(A run of records)
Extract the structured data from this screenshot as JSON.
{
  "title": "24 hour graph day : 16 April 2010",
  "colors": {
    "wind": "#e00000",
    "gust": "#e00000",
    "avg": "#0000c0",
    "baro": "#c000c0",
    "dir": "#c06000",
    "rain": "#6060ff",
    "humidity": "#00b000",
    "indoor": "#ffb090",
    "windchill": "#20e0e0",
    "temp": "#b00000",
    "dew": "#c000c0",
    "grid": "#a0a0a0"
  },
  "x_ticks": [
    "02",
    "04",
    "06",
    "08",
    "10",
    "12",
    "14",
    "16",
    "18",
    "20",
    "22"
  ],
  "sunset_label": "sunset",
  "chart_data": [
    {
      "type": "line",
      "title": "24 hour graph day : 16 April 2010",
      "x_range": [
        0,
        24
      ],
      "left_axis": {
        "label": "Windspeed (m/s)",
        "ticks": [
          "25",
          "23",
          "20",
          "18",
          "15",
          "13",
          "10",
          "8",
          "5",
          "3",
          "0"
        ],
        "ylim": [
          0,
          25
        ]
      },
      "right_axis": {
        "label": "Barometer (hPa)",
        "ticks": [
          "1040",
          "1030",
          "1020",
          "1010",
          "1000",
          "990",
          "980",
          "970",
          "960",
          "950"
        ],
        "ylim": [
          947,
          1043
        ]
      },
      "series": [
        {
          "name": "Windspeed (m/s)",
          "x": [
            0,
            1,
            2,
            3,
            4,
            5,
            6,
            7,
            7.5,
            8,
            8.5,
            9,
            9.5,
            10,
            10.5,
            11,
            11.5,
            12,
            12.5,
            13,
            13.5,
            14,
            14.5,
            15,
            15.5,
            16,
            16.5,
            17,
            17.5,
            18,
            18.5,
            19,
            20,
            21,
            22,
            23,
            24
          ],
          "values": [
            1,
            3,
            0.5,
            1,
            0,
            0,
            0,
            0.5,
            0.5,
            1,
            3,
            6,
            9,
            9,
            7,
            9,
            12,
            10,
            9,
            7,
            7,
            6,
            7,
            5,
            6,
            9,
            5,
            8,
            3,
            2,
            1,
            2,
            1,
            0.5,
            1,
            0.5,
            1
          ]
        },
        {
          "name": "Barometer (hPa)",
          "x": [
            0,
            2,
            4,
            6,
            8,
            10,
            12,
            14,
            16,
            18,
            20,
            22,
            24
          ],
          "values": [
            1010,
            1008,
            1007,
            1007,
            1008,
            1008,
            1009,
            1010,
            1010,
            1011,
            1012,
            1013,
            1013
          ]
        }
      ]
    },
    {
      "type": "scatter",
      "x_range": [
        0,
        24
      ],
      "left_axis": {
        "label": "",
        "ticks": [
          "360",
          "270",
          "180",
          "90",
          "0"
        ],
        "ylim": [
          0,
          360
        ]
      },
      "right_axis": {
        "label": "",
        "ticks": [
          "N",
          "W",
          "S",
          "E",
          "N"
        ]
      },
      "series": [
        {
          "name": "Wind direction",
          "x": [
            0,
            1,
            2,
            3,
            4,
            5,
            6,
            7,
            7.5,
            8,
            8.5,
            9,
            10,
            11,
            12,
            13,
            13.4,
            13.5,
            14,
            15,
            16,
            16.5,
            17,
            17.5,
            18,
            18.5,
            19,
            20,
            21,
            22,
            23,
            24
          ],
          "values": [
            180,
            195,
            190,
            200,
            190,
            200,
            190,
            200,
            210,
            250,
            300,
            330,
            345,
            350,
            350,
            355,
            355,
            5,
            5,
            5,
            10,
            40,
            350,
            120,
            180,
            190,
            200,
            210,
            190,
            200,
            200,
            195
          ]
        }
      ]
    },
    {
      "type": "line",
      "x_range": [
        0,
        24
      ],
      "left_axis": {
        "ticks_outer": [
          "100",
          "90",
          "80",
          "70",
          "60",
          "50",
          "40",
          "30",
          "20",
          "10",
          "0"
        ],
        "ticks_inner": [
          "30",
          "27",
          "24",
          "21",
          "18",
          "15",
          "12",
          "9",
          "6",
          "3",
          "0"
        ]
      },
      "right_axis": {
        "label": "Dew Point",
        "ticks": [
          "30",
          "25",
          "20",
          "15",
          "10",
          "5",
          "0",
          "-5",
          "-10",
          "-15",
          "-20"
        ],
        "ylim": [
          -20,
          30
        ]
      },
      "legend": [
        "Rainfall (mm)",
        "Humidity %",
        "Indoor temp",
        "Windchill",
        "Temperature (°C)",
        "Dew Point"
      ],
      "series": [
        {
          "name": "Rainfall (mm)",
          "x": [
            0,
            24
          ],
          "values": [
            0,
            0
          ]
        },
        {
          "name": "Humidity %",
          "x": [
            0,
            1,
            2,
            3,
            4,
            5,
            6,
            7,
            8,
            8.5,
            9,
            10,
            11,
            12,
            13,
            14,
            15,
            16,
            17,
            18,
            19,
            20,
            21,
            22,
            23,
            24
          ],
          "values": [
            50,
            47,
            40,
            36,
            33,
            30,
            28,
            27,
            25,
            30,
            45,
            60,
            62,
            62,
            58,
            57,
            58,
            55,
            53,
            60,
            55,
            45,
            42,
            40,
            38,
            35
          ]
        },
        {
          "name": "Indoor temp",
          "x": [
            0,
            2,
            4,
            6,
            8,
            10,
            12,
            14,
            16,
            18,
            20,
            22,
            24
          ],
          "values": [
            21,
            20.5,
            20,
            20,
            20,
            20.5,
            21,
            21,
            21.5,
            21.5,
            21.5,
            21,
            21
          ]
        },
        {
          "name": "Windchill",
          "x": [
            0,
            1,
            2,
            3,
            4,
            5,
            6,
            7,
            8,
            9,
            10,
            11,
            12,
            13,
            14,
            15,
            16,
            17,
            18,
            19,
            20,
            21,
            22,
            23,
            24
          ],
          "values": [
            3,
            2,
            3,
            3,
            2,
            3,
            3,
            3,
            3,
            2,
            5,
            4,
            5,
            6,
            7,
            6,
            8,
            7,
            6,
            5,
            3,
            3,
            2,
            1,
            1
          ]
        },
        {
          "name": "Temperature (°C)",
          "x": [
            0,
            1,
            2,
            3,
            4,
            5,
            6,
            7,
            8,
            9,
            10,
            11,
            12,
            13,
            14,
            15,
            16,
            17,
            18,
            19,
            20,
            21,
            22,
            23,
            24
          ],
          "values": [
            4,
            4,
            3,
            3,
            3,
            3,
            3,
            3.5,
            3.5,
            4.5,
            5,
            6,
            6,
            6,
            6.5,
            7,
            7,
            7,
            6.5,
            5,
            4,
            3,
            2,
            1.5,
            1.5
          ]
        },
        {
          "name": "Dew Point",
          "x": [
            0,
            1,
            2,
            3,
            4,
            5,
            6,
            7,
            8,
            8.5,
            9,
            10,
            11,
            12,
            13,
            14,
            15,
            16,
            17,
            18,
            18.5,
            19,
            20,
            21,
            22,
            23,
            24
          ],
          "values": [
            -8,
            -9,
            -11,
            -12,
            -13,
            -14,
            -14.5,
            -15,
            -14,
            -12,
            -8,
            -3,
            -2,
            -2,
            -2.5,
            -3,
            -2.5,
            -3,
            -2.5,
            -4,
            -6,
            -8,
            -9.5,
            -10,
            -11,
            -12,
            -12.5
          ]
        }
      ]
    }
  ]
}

[PROBLEM TO WORK ON] Go through the listing and copy all of it exactly.

[SOLUTION FOR THIS EXERCISE]
Extract the structured data from this screenshot as JSON.
{
  "title": "24 hour graph day : 16 April 2010",
  "colors": {
    "wind": "#e00000",
    "gust": "#e00000",
    "avg": "#0000c0",
    "baro": "#c000c0",
    "dir": "#c06000",
    "rain": "#6060ff",
    "humidity": "#00b000",
    "indoor": "#ffb090",
    "windchill": "#20e0e0",
    "temp": "#b00000",
    "dew": "#c000c0",
    "grid": "#a0a0a0"
  },
  "x_ticks": [
    "02",
    "04",
    "06",
    "08",
    "10",
    "12",
    "14",
    "16",
    "18",
    "20",
    "22"
  ],
  "sunset_label": "sunset",
  "chart_data": [
    {
      "type": "line",
      "title": "24 hour graph day : 16 April 2010",
      "x_range": [
        0,
        24
      ],
      "left_axis": {
        "label": "Windspeed (m/s)",
        "ticks": [
          "25",
          "23",
          "20",
          "18",
          "15",
          "13",
          "10",
          "8",
          "5",
          "3",
          "0"
        ],
        "ylim": [
          0,
          25
        ]
      },
      "right_axis": {
        "label": "Barometer (hPa)",
        "ticks": [
          "1040",
          "1030",
          "1020",
          "1010",
          "1000",
          "990",
          "980",
          "970",
          "960",
          "950"
        ],
        "ylim": [
          947,
          1043
        ]
      },
      "series": [
        {
          "name": "Windspeed (m/s)",
          "x": [
            0,
            1,
            2,
            3,
            4,
            5,
            6,
            7,
            7.5,
            8,
            8.5,
            9,
            9.5,
            10,
            10.5,
            11,
            11.5,
            12,
            12.5,
            13,
            13.5,
            14,
            14.5,
            15,
            15.5,
            16,
            16.5,
            17,
            17.5,
            18,
            18.5,
            19,
            20,
            21,
            22,
            23,
            24
          ],
          "values": [
            1,
            3,
            0.5,
            1,
            0,
            0,
            0,
            0.5,
            0.5,
            1,
            3,
            6,
            9,
            9,
            7,
            9,
            12,
            10,
            9,
            7,
            7,
            6,
            7,
            5,
            6,
            9,
            5,
            8,
            3,
            2,
            1,
            2,
            1,
            0.5,
            1,
            0.5,
            1
          ]
        },
        {
          "name": "Barometer (hPa)",
          "x": [
            0,
            2,
            4,
            6,
            8,
            10,
            12,
            14,
            16,
            18,
            20,
            22,
            24
          ],
          "values": [
            1010,
            1008,
            1007,
            1007,
            1008,
            1008,
            1009,
            1010,
            1010,
            1011,
            1012,
            1013,
            1013
          ]
        }
      ]
    },
    {
      "type": "scatter",
      "x_range": [
        0,
        24
      ],
      "left_axis": {
        "label": "",
        "ticks": [
          "360",
          "270",
          "180",
          "90",
          "0"
        ],
        "ylim": [
          0,
          360
        ]
      },
      "right_axis": {
        "label": "",
        "ticks": [
          "N",
          "W",
          "S",
          "E",
          "N"
        ]
      },
      "series": [
        {
          "name": "Wind direction",
          "x": [
            0,
            1,
            2,
            3,
            4,
            5,
            6,
            7,
            7.5,
            8,
            8.5,
            9,
            10,
            11,
            12,
            13,
            13.4,
            13.5,
            14,
            15,
            16,
            16.5,
            17,
            17.5,
            18,
            18.5,
            19,
            20,
            21,
            22,
            23,
            24
          ],
          "values": [
            180,
            195,
            190,
            200,
            190,
            200,
            190,
            200,
            210,
            250,
            300,
            330,
            345,
            350,
            350,
            355,
            355,
            5,
            5,
            5,
            10,
            40,
            350,
            120,
            180,
            190,
            200,
            210,
            190,
            200,
            200,
            195
          ]
        }
      ]
    },
    {
      "type": "line",
      "x_range": [
        0,
        24
      ],
      "left_axis": {
        "ticks_outer": [
          "100",
          "90",
          "80",
          "70",
          "60",
          "50",
          "40",
          "30",
          "20",
          "10",
          "0"
        ],
        "ticks_inner": [
          "30",
          "27",
          "24",
          "21",
          "18",
          "15",
          "12",
          "9",
          "6",
          "3",
          "0"
        ]
      },
      "right_axis": {
        "label": "Dew Point",
        "ticks": [
          "30",
          "25",
          "20",
          "15",
          "10",
          "5",
          "0",
          "-5",
          "-10",
          "-15",
          "-20"
        ],
        "ylim": [
          -20,
          30
        ]
      },
      "legend": [
        "Rainfall (mm)",
        "Humidity %",
        "Indoor temp",
        "Windchill",
        "Temperature (°C)",
        "Dew Point"
      ],
      "series": [
        {
          "name": "Rainfall (mm)",
          "x": [
            0,
            24
          ],
          "values": [
            0,
            0
          ]
        },
        {
          "name": "Humidity %",
          "x": [
            0,
            1,
            2,
            3,
            4,
            5,
            6,
            7,
            8,
            8.5,
            9,
            10,
            11,
            12,
            13,
            14,
            15,
            16,
            17,
            18,
            19,
            20,
            21,
            22,
            23,
            24
          ],
          "values": [
            50,
            47,
            40,
            36,
            33,
            30,
            28,
            27,
            25,
            30,
            45,
            60,
            62,
            62,
            58,
            57,
            58,
            55,
            53,
            60,
            55,
            45,
            42,
            40,
            38,
            35
          ]
        },
        {
          "name": "Indoor temp",
          "x": [
            0,
            2,
            4,
            6,
            8,
            10,
            12,
            14,
            16,
            18,
            20,
            22,
            24
          ],
          "values": [
            21,
            20.5,
            20,
            20,
            20,
            20.5,
            21,
            21,
            21.5,
            21.5,
            21.5,
            21,
            21
          ]
        },
        {
          "name": "Windchill",
          "x": [
            0,
            1,
            2,
            3,
            4,
            5,
            6,
            7,
            8,
            9,
            10,
            11,
            12,
            13,
            14,
            15,
            16,
            17,
            18,
            19,
            20,
            21,
            22,
            23,
            24
          ],
          "values": [
            3,
            2,
            3,
            3,
            2,
            3,
            3,
            3,
            3,
            2,
            5,
            4,
            5,
            6,
            7,
            6,
            8,
            7,
            6,
            5,
            3,
            3,
            2,
            1,
            1
          ]
        },
        {
          "name": "Temperature (°C)",
          "x": [
            0,
            1,
            2,
            3,
            4,
            5,
            6,
            7,
            8,
            9,
            10,
            11,
            12,
            13,
            14,
            15,
            16,
            17,
            18,
            19,
            20,
            21,
            22,
            23,
            24
          ],
          "values": [
            4,
            4,
            3,
            3,
            3,
            3,
            3,
            3.5,
            3.5,
            4.5,
            5,
            6,
            6,
            6,
            6.5,
            7,
            7,
            7,
            6.5,
            5,
            4,
            3,
            2,
            1.5,
            1.5
          ]
        },
        {
          "name": "Dew Point",
          "x": [
            0,
            1,
            2,
            3,
            4,
            5,
            6,
            7,
            8,
            8.5,
            9,
            10,
            11,
            12,
            13,
            14,
            15,
            16,
            17,
            18,
            18.5,
            19,
            20,
            21,
            22,
            23,
            24
          ],
          "values": [
            -8,
            -9,
            -11,
            -12,
            -13,
            -14,
            -14.5,
            -15,
            -14,
            -12,
            -8,
            -3,
            -2,
            -2,
            -2.5,
            -3,
            -2.5,
            -3,
            -2.5,
            -4,
            -6,
            -8,
            -9.5,
            -10,
            -11,
            -12,
            -12.5
          ]
        }
      ]
    }
  ]
}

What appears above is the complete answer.